> _Task_:
Repeat each line exactly, leaving nothing out.

Data listing start

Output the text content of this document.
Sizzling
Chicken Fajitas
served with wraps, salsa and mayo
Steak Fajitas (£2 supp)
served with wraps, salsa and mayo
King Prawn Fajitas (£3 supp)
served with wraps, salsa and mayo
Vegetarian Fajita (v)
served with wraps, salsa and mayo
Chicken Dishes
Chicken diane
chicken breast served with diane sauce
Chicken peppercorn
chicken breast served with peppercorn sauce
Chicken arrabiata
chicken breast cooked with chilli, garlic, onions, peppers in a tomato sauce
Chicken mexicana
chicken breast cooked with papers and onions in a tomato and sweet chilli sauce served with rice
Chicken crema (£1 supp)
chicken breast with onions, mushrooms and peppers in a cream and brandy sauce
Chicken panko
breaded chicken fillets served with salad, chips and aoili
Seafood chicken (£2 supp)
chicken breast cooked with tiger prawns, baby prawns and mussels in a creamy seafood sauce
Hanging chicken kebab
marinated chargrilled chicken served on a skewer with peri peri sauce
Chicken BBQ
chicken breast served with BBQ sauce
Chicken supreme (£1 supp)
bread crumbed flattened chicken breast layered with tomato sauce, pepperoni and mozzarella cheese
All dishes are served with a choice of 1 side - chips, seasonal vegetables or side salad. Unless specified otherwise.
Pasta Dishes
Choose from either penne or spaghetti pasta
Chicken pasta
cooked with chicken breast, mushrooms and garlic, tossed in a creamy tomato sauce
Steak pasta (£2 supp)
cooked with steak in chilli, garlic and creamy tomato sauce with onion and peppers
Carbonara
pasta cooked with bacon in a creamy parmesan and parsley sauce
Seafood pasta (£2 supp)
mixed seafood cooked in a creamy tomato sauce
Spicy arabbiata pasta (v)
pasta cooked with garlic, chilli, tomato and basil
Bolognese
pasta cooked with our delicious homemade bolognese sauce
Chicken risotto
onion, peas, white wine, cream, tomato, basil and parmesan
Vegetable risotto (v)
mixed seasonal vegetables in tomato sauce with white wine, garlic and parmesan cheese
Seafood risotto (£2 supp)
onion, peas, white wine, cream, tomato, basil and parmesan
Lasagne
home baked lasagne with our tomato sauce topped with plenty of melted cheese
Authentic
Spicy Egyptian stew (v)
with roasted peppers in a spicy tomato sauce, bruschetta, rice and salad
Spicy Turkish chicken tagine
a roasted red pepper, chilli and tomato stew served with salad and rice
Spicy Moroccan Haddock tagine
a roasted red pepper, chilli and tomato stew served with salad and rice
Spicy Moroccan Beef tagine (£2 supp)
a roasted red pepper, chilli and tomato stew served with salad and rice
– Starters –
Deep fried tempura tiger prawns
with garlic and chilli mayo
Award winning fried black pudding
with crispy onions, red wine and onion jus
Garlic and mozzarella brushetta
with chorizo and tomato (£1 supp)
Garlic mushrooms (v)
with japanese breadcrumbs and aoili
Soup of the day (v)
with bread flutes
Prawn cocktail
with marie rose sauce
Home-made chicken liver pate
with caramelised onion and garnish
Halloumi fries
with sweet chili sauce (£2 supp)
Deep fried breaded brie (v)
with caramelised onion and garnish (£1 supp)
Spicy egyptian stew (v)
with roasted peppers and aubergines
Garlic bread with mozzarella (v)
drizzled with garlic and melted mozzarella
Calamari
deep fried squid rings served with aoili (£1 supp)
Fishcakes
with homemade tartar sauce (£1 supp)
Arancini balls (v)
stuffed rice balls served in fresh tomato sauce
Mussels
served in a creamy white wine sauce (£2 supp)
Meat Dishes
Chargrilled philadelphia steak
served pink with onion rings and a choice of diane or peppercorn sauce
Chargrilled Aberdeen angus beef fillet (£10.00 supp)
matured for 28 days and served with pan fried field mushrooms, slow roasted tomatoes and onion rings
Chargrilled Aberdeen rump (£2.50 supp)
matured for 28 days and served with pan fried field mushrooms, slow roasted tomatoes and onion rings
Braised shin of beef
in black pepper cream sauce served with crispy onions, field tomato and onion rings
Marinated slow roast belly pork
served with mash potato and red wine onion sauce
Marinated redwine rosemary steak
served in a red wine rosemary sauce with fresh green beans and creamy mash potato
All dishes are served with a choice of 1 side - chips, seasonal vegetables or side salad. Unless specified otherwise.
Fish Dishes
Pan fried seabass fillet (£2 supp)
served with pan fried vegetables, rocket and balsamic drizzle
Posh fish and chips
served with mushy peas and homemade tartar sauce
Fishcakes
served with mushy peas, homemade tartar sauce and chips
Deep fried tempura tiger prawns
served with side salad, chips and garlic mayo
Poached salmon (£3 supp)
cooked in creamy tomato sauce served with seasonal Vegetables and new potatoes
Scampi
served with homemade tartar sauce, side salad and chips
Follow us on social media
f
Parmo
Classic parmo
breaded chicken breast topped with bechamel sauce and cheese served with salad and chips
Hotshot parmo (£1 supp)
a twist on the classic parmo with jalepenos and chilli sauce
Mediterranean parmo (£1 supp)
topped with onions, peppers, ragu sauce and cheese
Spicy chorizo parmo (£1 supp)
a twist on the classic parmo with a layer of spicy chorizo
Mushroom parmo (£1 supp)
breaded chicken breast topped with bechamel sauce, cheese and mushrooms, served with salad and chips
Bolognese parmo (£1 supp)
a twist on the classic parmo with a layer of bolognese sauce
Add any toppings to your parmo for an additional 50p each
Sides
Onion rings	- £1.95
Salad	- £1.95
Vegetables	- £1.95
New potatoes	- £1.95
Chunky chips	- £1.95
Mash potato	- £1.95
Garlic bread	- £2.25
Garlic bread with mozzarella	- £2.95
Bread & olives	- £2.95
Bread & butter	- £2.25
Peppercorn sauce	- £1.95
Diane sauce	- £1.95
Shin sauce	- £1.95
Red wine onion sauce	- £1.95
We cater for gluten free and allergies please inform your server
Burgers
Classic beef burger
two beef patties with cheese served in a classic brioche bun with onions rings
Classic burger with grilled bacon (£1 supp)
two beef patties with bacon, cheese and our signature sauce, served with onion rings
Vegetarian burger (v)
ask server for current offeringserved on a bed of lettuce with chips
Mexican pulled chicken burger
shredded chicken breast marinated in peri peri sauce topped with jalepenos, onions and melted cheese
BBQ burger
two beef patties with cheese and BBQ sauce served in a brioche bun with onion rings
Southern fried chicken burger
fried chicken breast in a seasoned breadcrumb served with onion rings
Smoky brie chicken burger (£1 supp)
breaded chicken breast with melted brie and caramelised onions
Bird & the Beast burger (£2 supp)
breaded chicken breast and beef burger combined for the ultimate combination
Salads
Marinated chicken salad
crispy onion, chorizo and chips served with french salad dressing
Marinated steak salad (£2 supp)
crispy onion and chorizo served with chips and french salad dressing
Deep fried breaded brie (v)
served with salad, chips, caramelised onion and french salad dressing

Data listing end

> _Task output_:
Output the text content of this document.
Sizzling
Chicken Fajitas
served with wraps, salsa and mayo
Steak Fajitas (£2 supp)
served with wraps, salsa and mayo
King Prawn Fajitas (£3 supp)
served with wraps, salsa and mayo
Vegetarian Fajita (v)
served with wraps, salsa and mayo
Chicken Dishes
Chicken diane
chicken breast served with diane sauce
Chicken peppercorn
chicken breast served with peppercorn sauce
Chicken arrabiata
chicken breast cooked with chilli, garlic, onions, peppers in a tomato sauce
Chicken mexicana
chicken breast cooked with papers and onions in a tomato and sweet chilli sauce served with rice
Chicken crema (£1 supp)
chicken breast with onions, mushrooms and peppers in a cream and brandy sauce
Chicken panko
breaded chicken fillets served with salad, chips and aoili
Seafood chicken (£2 supp)
chicken breast cooked with tiger prawns, baby prawns and mussels in a creamy seafood sauce
Hanging chicken kebab
marinated chargrilled chicken served on a skewer with peri peri sauce
Chicken BBQ
chicken breast served with BBQ sauce
Chicken supreme (£1 supp)
bread crumbed flattened chicken breast layered with tomato sauce, pepperoni and mozzarella cheese
All dishes are served with a choice of 1 side - chips, seasonal vegetables or side salad. Unless specified otherwise.
Pasta Dishes
Choose from either penne or spaghetti pasta
Chicken pasta
cooked with chicken breast, mushrooms and garlic, tossed in a creamy tomato sauce
Steak pasta (£2 supp)
cooked with steak in chilli, garlic and creamy tomato sauce with onion and peppers
Carbonara
pasta cooked with bacon in a creamy parmesan and parsley sauce
Seafood pasta (£2 supp)
mixed seafood cooked in a creamy tomato sauce
Spicy arabbiata pasta (v)
pasta cooked with garlic, chilli, tomato and basil
Bolognese
pasta cooked with our delicious homemade bolognese sauce
Chicken risotto
onion, peas, white wine, cream, tomato, basil and parmesan
Vegetable risotto (v)
mixed seasonal vegetables in tomato sauce with white wine, garlic and parmesan cheese
Seafood risotto (£2 supp)
onion, peas, white wine, cream, tomato, basil and parmesan
Lasagne
home baked lasagne with our tomato sauce topped with plenty of melted cheese
Authentic
Spicy Egyptian stew (v)
with roasted peppers in a spicy tomato sauce, bruschetta, rice and salad
Spicy Turkish chicken tagine
a roasted red pepper, chilli and tomato stew served with salad and rice
Spicy Moroccan Haddock tagine
a roasted red pepper, chilli and tomato stew served with salad and rice
Spicy Moroccan Beef tagine (£2 supp)
a roasted red pepper, chilli and tomato stew served with salad and rice
– Starters –
Deep fried tempura tiger prawns
with garlic and chilli mayo
Award winning fried black pudding
with crispy onions, red wine and onion jus
Garlic and mozzarella brushetta
with chorizo and tomato (£1 supp)
Garlic mushrooms (v)
with japanese breadcrumbs and aoili
Soup of the day (v)
with bread flutes
Prawn cocktail
with marie rose sauce
Home-made chicken liver pate
with caramelised onion and garnish
Halloumi fries
with sweet chili sauce (£2 supp)
Deep fried breaded brie (v)
with caramelised onion and garnish (£1 supp)
Spicy egyptian stew (v)
with roasted peppers and aubergines
Garlic bread with mozzarella (v)
drizzled with garlic and melted mozzarella
Calamari
deep fried squid rings served with aoili (£1 supp)
Fishcakes
with homemade tartar sauce (£1 supp)
Arancini balls (v)
stuffed rice balls served in fresh tomato sauce
Mussels
served in a creamy white wine sauce (£2 supp)
Meat Dishes
Chargrilled philadelphia steak
served pink with onion rings and a choice of diane or peppercorn sauce
Chargrilled Aberdeen angus beef fillet (£10.00 supp)
matured for 28 days and served with pan fried field mushrooms, slow roasted tomatoes and onion rings
Chargrilled Aberdeen rump (£2.50 supp)
matured for 28 days and served with pan fried field mushrooms, slow roasted tomatoes and onion rings
Braised shin of beef
in black pepper cream sauce served with crispy onions, field tomato and onion rings
Marinated slow roast belly pork
served with mash potato and red wine onion sauce
Marinated redwine rosemary steak
served in a red wine rosemary sauce with fresh green beans and creamy mash potato
All dishes are served with a choice of 1 side - chips, seasonal vegetables or side salad. Unless specified otherwise.
Fish Dishes
Pan fried seabass fillet (£2 supp)
served with pan fried vegetables, rocket and balsamic drizzle
Posh fish and chips
served with mushy peas and homemade tartar sauce
Fishcakes
served with mushy peas, homemade tartar sauce and chips
Deep fried tempura tiger prawns
served with side salad, chips and garlic mayo
Poached salmon (£3 supp)
cooked in creamy tomato sauce served with seasonal Vegetables and new potatoes
Scampi
served with homemade tartar sauce, side salad and chips
Follow us on social media
f
Parmo
Classic parmo
breaded chicken breast topped with bechamel sauce and cheese served with salad and chips
Hotshot parmo (£1 supp)
a twist on the classic parmo with jalepenos and chilli sauce
Mediterranean parmo (£1 supp)
topped with onions, peppers, ragu sauce and cheese
Spicy chorizo parmo (£1 supp)
a twist on the classic parmo with a layer of spicy chorizo
Mushroom parmo (£1 supp)
breaded chicken breast topped with bechamel sauce, cheese and mushrooms, served with salad and chips
Bolognese parmo (£1 supp)
a twist on the classic parmo with a layer of bolognese sauce
Add any toppings to your parmo for an additional 50p each
Sides
Onion rings	- £1.95
Salad	- £1.95
Vegetables	- £1.95
New potatoes	- £1.95
Chunky chips	- £1.95
Mash potato	- £1.95
Garlic bread	- £2.25
Garlic bread with mozzarella	- £2.95
Bread & olives	- £2.95
Bread & butter	- £2.25
Peppercorn sauce	- £1.95
Diane sauce	- £1.95
Shin sauce	- £1.95
Red wine onion sauce	- £1.95
We cater for gluten free and allergies please inform your server
Burgers
Classic beef burger
two beef patties with cheese served in a classic brioche bun with onions rings
Classic burger with grilled bacon (£1 supp)
two beef patties with bacon, cheese and our signature sauce, served with onion rings
Vegetarian burger (v)
ask server for current offeringserved on a bed of lettuce with chips
Mexican pulled chicken burger
shredded chicken breast marinated in peri peri sauce topped with jalepenos, onions and melted cheese
BBQ burger
two beef patties with cheese and BBQ sauce served in a brioche bun with onion rings
Southern fried chicken burger
fried chicken breast in a seasoned breadcrumb served with onion rings
Smoky brie chicken burger (£1 supp)
breaded chicken breast with melted brie and caramelised onions
Bird & the Beast burger (£2 supp)
breaded chicken breast and beef burger combined for the ultimate combination
Salads
Marinated chicken salad
crispy onion, chorizo and chips served with french salad dressing
Marinated steak salad (£2 supp)
crispy onion and chorizo served with chips and french salad dressing
Deep fried breaded brie (v)
served with salad, chips, caramelised onion and french salad dressing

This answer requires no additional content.